Pick out the lines below with "parvus" and list them.

-- start of INPUT FOR THIS TASK --

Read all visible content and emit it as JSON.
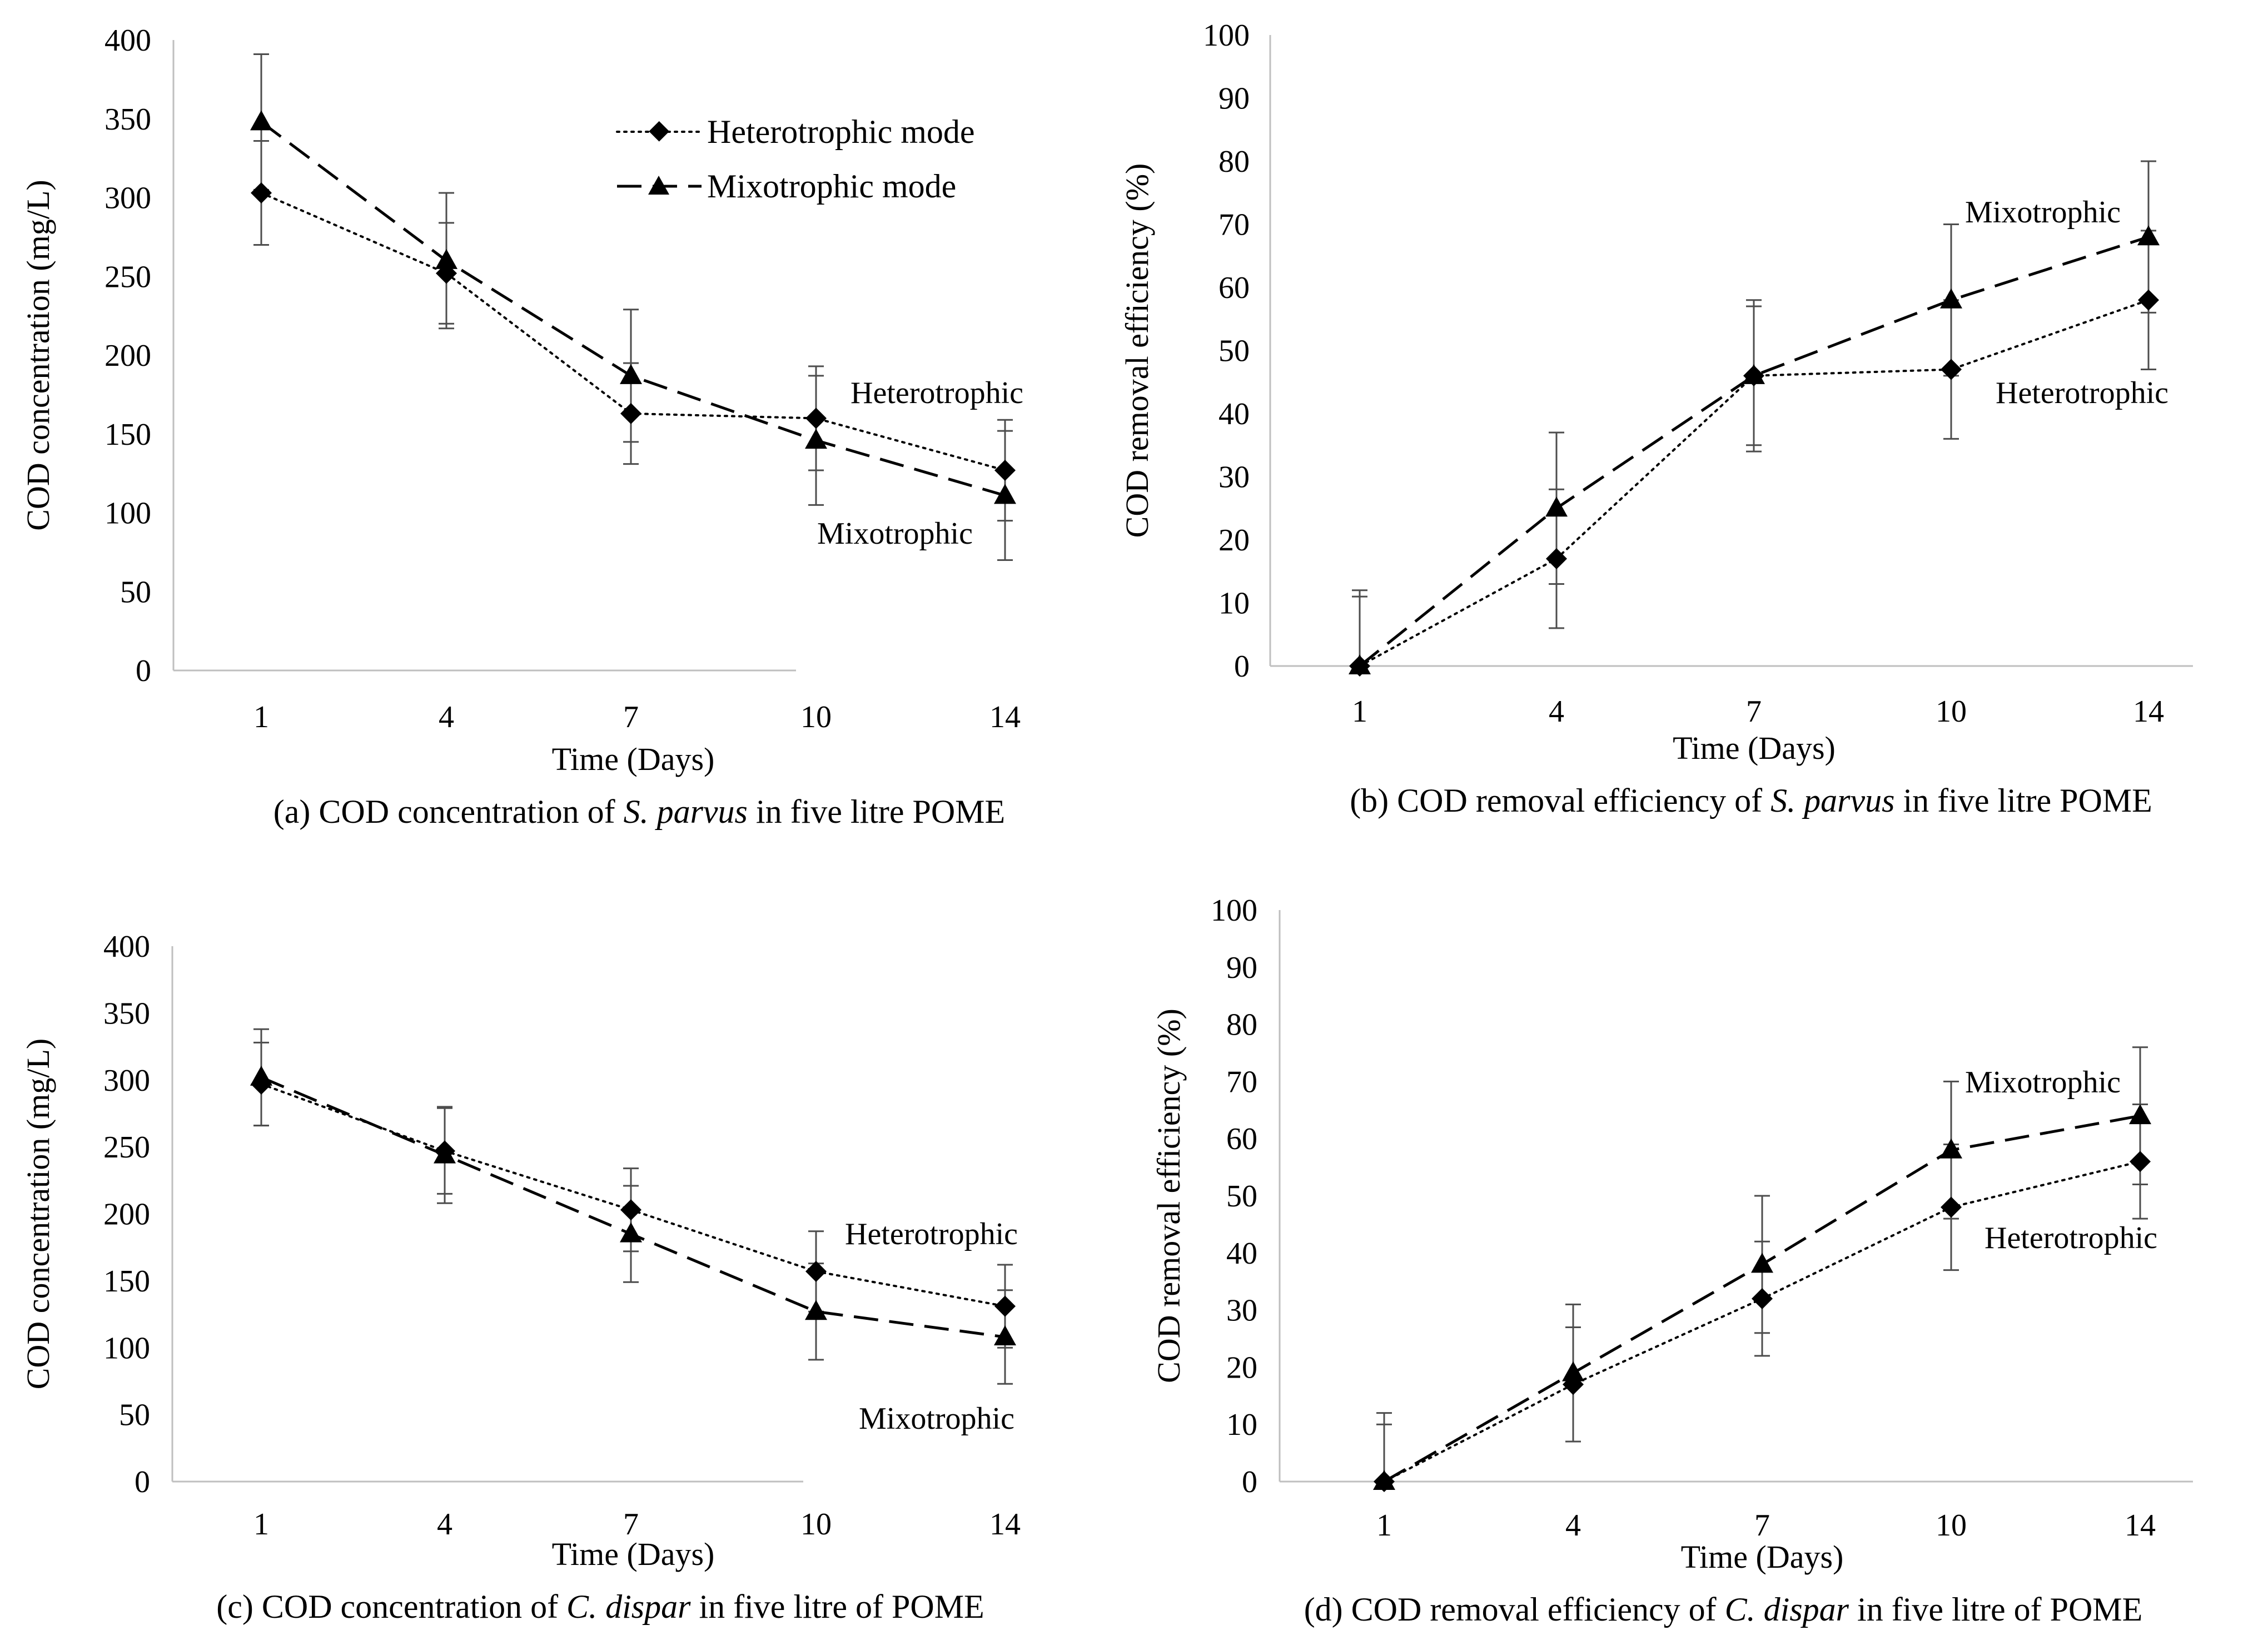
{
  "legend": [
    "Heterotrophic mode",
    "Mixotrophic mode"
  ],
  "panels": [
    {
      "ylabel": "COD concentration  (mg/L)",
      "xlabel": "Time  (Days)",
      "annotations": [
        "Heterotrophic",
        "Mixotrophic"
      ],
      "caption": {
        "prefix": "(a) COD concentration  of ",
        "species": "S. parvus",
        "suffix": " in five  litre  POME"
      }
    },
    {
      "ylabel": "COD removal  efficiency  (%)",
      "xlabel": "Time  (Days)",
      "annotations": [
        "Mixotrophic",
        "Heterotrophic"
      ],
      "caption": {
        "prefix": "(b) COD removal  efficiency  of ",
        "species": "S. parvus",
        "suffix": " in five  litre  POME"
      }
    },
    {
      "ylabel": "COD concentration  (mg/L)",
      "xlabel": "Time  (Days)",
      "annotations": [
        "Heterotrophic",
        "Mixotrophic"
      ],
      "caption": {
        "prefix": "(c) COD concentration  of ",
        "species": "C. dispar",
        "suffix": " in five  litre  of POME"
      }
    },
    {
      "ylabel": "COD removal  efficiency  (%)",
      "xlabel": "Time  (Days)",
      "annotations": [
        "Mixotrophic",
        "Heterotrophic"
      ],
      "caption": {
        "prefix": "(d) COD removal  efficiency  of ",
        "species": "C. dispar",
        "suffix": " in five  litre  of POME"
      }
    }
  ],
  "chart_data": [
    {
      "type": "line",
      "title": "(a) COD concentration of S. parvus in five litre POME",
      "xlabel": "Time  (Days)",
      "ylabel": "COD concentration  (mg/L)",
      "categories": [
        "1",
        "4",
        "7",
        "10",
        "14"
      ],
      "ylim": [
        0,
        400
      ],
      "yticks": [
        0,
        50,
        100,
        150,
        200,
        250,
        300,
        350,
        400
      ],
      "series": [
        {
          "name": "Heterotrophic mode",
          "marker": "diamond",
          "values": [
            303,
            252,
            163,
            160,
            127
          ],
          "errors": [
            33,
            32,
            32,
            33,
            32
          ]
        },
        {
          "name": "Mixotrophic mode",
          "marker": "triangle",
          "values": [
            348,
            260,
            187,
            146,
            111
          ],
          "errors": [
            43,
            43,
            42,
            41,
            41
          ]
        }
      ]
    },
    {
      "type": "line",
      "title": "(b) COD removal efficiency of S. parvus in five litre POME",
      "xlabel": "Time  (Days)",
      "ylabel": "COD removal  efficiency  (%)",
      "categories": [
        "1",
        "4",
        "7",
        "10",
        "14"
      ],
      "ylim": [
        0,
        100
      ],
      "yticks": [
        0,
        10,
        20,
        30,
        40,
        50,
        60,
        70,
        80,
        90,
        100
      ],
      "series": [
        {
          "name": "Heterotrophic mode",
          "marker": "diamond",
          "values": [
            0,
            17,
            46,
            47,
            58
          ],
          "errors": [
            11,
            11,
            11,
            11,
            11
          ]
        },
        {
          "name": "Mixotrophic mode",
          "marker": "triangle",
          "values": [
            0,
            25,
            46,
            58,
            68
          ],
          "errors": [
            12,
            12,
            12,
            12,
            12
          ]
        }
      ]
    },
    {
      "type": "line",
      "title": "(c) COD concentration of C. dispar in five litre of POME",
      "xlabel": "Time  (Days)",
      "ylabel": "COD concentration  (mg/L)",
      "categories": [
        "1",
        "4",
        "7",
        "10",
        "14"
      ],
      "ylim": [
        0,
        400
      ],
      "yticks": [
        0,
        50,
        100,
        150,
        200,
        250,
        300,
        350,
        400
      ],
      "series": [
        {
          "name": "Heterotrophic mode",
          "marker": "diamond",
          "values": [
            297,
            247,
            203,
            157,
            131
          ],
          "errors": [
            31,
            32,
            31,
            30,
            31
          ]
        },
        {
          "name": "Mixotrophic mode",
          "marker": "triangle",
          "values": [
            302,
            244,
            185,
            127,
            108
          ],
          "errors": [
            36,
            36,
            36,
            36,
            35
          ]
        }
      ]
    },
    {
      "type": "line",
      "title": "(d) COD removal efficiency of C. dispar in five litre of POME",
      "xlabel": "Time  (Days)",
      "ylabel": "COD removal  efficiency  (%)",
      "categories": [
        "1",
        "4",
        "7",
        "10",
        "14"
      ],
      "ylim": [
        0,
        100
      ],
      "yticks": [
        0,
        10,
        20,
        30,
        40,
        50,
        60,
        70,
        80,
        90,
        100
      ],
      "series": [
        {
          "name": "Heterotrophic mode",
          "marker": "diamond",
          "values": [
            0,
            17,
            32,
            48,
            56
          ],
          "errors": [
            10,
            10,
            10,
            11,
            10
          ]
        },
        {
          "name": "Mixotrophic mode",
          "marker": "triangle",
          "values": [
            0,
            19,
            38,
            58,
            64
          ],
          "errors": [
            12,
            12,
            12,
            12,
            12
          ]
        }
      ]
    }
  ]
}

-- end of INPUT FOR THIS TASK --
-- start of INPUT FOR THIS TASK --

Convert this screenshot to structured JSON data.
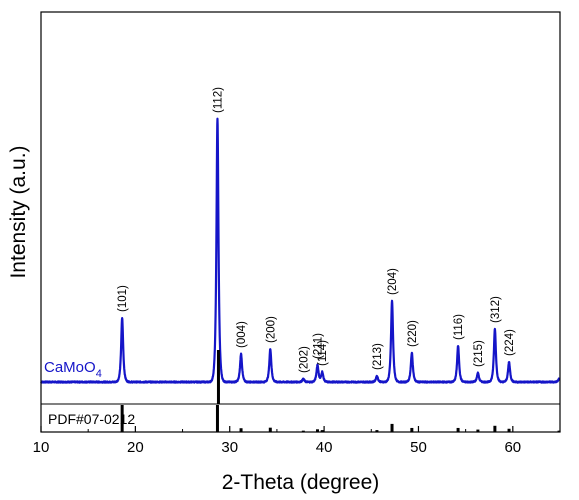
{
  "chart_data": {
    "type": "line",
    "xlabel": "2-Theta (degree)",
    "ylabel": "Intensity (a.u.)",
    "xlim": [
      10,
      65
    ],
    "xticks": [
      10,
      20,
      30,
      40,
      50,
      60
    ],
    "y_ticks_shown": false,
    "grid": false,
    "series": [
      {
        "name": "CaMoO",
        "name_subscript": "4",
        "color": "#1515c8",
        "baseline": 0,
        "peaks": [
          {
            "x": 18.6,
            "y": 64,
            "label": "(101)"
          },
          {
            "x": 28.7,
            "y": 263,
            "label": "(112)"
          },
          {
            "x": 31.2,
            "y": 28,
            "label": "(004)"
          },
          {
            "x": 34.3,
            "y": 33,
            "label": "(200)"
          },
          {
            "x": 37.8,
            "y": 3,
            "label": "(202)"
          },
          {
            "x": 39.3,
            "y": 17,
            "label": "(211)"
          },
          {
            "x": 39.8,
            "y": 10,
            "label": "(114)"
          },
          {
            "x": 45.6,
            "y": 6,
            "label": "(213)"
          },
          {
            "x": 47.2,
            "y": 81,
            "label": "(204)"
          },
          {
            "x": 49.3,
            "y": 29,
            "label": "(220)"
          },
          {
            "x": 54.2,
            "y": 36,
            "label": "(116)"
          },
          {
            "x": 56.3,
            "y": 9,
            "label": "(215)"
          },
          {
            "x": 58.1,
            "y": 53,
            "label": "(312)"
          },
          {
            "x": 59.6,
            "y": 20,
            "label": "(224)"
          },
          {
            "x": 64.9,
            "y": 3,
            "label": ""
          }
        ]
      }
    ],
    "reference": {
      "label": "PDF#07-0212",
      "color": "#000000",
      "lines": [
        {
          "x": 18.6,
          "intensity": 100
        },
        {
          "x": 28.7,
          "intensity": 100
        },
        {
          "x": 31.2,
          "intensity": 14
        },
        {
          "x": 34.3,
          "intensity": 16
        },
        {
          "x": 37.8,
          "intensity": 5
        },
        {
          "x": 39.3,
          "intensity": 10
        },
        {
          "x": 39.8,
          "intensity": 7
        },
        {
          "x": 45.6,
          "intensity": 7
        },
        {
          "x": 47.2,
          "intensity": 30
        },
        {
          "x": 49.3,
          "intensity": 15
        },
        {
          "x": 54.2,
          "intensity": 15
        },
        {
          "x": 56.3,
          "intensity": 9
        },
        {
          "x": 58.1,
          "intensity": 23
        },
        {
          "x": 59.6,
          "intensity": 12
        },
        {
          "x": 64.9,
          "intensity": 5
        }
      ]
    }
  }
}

-- end of INPUT FOR THIS TASK --

TASK SOLUTION »
        "species": "S. parvus",
        "species": "S. parvus",
      "title": "(a) COD concentration of S. parvus in five litre POME",
      "title": "(b) COD removal efficiency of S. parvus in five litre POME",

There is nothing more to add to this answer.